GOAL: The entries below are to be written out again without alteration.

**********

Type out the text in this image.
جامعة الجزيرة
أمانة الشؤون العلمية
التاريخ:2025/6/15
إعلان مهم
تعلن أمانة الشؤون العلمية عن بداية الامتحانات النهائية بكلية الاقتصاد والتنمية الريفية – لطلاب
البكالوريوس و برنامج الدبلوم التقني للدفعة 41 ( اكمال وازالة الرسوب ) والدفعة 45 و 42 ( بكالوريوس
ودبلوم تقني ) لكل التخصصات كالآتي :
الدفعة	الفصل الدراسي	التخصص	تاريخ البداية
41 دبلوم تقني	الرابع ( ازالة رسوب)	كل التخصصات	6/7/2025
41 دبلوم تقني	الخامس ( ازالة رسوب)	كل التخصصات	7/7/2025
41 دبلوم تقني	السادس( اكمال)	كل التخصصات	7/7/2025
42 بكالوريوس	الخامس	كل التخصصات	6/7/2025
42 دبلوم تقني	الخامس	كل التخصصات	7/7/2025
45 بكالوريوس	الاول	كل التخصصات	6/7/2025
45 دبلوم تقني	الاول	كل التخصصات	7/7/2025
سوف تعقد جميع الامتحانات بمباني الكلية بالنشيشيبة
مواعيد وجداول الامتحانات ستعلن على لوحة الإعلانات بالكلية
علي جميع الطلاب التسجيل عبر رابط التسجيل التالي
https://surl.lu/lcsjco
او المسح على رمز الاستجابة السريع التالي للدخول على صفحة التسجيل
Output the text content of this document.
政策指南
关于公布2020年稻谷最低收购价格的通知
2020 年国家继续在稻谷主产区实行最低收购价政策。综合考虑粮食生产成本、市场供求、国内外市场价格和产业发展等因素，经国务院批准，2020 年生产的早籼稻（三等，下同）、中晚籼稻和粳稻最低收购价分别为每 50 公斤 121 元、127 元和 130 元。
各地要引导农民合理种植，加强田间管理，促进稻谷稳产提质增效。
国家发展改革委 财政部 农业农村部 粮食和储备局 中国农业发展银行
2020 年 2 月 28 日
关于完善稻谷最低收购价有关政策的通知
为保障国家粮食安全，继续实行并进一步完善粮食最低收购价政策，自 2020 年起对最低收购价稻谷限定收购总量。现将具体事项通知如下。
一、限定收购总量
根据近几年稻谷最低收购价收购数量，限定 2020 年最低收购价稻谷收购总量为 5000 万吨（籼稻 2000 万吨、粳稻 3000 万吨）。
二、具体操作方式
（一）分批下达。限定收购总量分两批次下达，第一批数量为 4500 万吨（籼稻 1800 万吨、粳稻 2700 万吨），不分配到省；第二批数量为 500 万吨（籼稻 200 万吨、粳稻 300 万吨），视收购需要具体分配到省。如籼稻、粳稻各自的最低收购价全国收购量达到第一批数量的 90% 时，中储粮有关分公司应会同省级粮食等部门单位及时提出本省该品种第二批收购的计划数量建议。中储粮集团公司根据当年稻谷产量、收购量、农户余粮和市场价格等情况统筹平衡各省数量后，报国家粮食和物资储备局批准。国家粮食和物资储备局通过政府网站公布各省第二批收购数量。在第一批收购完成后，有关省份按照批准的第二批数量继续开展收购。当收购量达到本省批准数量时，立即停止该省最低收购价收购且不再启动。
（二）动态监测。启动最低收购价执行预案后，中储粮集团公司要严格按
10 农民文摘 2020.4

**********

FINISHED EXERCISE:
Type out the text in this image.
جامعة الجزيرة
أمانة الشؤون العلمية
التاريخ:2025/6/15
إعلان مهم
تعلن أمانة الشؤون العلمية عن بداية الامتحانات النهائية بكلية الاقتصاد والتنمية الريفية – لطلاب
البكالوريوس و برنامج الدبلوم التقني للدفعة 41 ( اكمال وازالة الرسوب ) والدفعة 45 و 42 ( بكالوريوس
ودبلوم تقني ) لكل التخصصات كالآتي :
الدفعة	الفصل الدراسي	التخصص	تاريخ البداية
41 دبلوم تقني	الرابع ( ازالة رسوب)	كل التخصصات	6/7/2025
41 دبلوم تقني	الخامس ( ازالة رسوب)	كل التخصصات	7/7/2025
41 دبلوم تقني	السادس( اكمال)	كل التخصصات	7/7/2025
42 بكالوريوس	الخامس	كل التخصصات	6/7/2025
42 دبلوم تقني	الخامس	كل التخصصات	7/7/2025
45 بكالوريوس	الاول	كل التخصصات	6/7/2025
45 دبلوم تقني	الاول	كل التخصصات	7/7/2025
سوف تعقد جميع الامتحانات بمباني الكلية بالنشيشيبة
مواعيد وجداول الامتحانات ستعلن على لوحة الإعلانات بالكلية
علي جميع الطلاب التسجيل عبر رابط التسجيل التالي
https://surl.lu/lcsjco
او المسح على رمز الاستجابة السريع التالي للدخول على صفحة التسجيل
Output the text content of this document.
政策指南
关于公布2020年稻谷最低收购价格的通知
2020 年国家继续在稻谷主产区实行最低收购价政策。综合考虑粮食生产成本、市场供求、国内外市场价格和产业发展等因素，经国务院批准，2020 年生产的早籼稻（三等，下同）、中晚籼稻和粳稻最低收购价分别为每 50 公斤 121 元、127 元和 130 元。
各地要引导农民合理种植，加强田间管理，促进稻谷稳产提质增效。
国家发展改革委 财政部 农业农村部 粮食和储备局 中国农业发展银行
2020 年 2 月 28 日
关于完善稻谷最低收购价有关政策的通知
为保障国家粮食安全，继续实行并进一步完善粮食最低收购价政策，自 2020 年起对最低收购价稻谷限定收购总量。现将具体事项通知如下。
一、限定收购总量
根据近几年稻谷最低收购价收购数量，限定 2020 年最低收购价稻谷收购总量为 5000 万吨（籼稻 2000 万吨、粳稻 3000 万吨）。
二、具体操作方式
（一）分批下达。限定收购总量分两批次下达，第一批数量为 4500 万吨（籼稻 1800 万吨、粳稻 2700 万吨），不分配到省；第二批数量为 500 万吨（籼稻 200 万吨、粳稻 300 万吨），视收购需要具体分配到省。如籼稻、粳稻各自的最低收购价全国收购量达到第一批数量的 90% 时，中储粮有关分公司应会同省级粮食等部门单位及时提出本省该品种第二批收购的计划数量建议。中储粮集团公司根据当年稻谷产量、收购量、农户余粮和市场价格等情况统筹平衡各省数量后，报国家粮食和物资储备局批准。国家粮食和物资储备局通过政府网站公布各省第二批收购数量。在第一批收购完成后，有关省份按照批准的第二批数量继续开展收购。当收购量达到本省批准数量时，立即停止该省最低收购价收购且不再启动。
（二）动态监测。启动最低收购价执行预案后，中储粮集团公司要严格按
10 农民文摘 2020.4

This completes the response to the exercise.